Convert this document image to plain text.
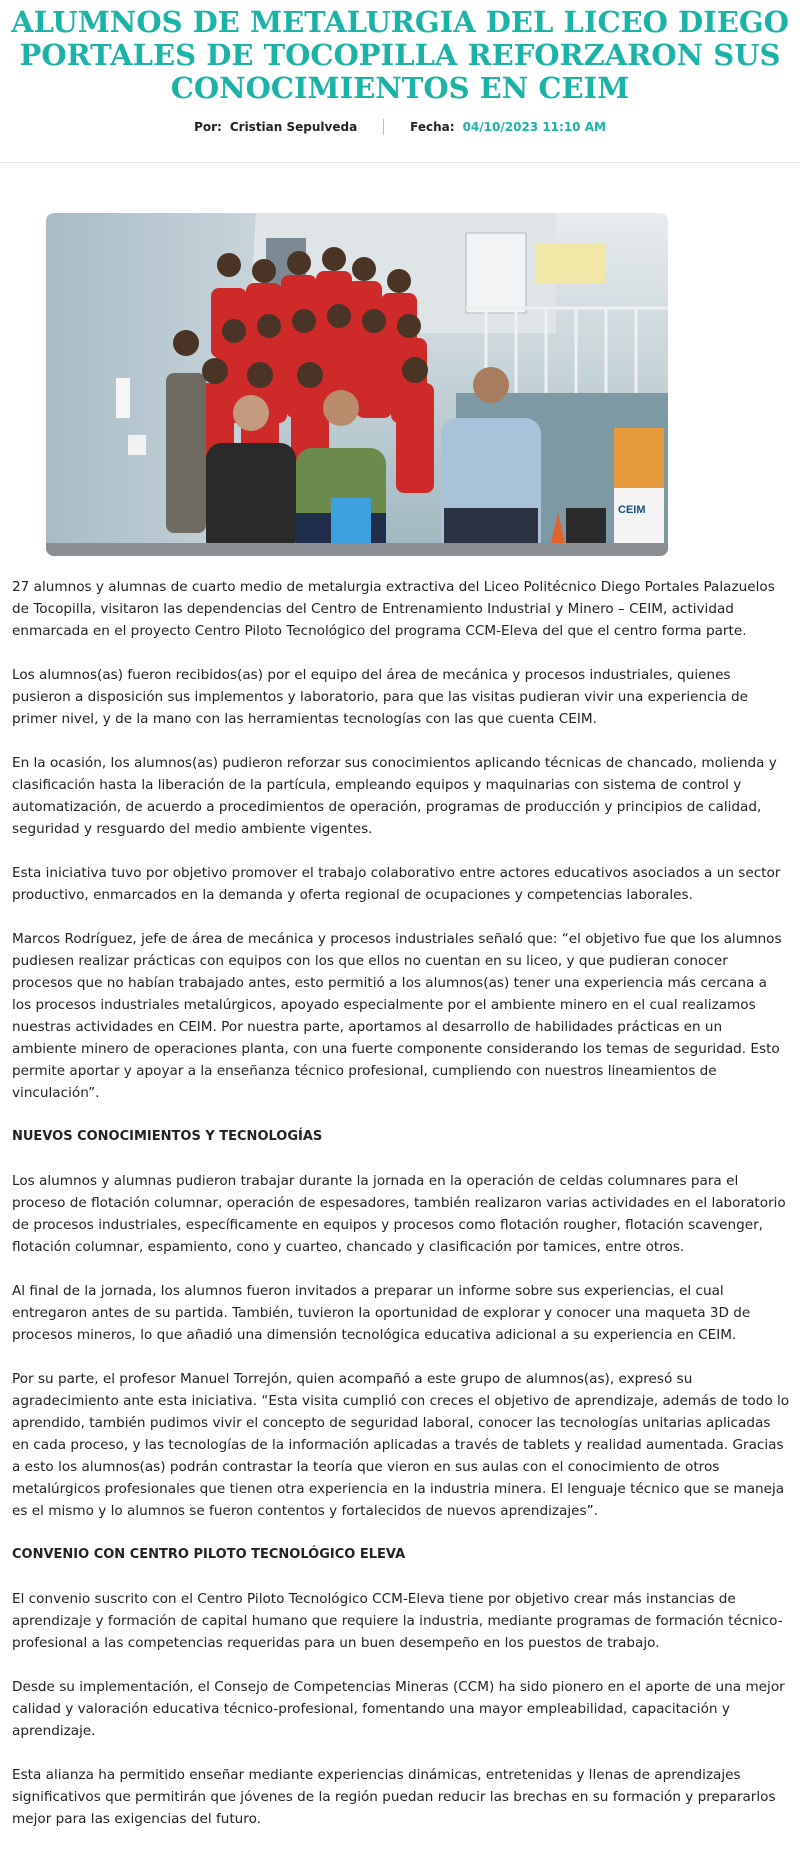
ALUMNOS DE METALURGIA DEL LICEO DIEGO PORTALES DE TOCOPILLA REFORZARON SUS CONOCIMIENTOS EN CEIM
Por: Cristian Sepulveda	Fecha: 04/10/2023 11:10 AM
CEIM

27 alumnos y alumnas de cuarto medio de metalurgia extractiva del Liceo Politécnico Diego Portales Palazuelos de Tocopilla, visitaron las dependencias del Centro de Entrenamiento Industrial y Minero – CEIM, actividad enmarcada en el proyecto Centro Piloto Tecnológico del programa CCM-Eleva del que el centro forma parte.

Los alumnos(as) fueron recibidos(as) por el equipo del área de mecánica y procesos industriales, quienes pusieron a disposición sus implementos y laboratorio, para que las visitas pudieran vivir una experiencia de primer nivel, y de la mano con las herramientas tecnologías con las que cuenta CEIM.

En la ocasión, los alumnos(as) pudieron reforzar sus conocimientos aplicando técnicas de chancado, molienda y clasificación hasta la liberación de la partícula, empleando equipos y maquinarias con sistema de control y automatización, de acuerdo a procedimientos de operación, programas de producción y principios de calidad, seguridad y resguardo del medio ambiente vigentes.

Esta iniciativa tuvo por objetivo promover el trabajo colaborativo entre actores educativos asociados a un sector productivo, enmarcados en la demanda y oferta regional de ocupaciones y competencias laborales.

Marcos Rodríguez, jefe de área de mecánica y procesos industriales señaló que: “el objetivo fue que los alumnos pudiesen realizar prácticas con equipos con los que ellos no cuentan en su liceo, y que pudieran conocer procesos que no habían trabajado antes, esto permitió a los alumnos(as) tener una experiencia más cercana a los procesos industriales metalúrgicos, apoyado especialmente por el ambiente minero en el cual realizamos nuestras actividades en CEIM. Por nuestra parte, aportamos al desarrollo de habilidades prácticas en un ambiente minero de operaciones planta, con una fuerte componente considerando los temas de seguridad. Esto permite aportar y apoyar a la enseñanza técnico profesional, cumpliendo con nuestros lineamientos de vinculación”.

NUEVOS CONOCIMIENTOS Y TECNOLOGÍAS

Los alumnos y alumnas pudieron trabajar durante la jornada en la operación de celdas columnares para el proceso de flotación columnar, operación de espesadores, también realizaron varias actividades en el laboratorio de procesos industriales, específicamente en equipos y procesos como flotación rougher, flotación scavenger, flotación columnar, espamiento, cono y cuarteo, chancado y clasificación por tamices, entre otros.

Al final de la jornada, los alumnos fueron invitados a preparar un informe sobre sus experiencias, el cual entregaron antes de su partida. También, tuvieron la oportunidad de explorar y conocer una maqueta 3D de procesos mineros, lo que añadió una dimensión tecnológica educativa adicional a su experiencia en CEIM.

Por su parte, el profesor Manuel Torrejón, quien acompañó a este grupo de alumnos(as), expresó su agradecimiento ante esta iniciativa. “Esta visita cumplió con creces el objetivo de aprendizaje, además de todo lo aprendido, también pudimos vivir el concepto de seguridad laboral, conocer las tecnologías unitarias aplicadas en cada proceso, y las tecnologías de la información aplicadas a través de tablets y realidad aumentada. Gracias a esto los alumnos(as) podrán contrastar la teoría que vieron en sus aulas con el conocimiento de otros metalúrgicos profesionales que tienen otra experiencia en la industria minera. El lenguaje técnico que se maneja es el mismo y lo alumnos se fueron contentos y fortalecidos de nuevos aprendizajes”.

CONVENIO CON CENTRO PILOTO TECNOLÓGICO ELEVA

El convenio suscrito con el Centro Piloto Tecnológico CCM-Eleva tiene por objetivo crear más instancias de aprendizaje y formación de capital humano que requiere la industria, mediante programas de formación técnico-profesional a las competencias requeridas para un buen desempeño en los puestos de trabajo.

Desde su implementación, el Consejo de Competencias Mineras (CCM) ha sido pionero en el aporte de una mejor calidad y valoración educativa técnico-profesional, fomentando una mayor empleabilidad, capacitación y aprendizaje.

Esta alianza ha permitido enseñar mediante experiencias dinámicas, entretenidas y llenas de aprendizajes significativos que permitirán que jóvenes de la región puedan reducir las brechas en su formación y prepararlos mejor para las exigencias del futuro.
---
Aim of the task » Return every line above that contains the word "trabajo".

Answer below »
Esta iniciativa tuvo por objetivo promover el trabajo colaborativo entre actores educativos asociados a un sector productivo, enmarcados en la demanda y oferta regional de ocupaciones y competencias laborales.
El convenio suscrito con el Centro Piloto Tecnológico CCM-Eleva tiene por objetivo crear más instancias de aprendizaje y formación de capital humano que requiere la industria, mediante programas de formación técnico-profesional a las competencias requeridas para un buen desempeño en los puestos de trabajo.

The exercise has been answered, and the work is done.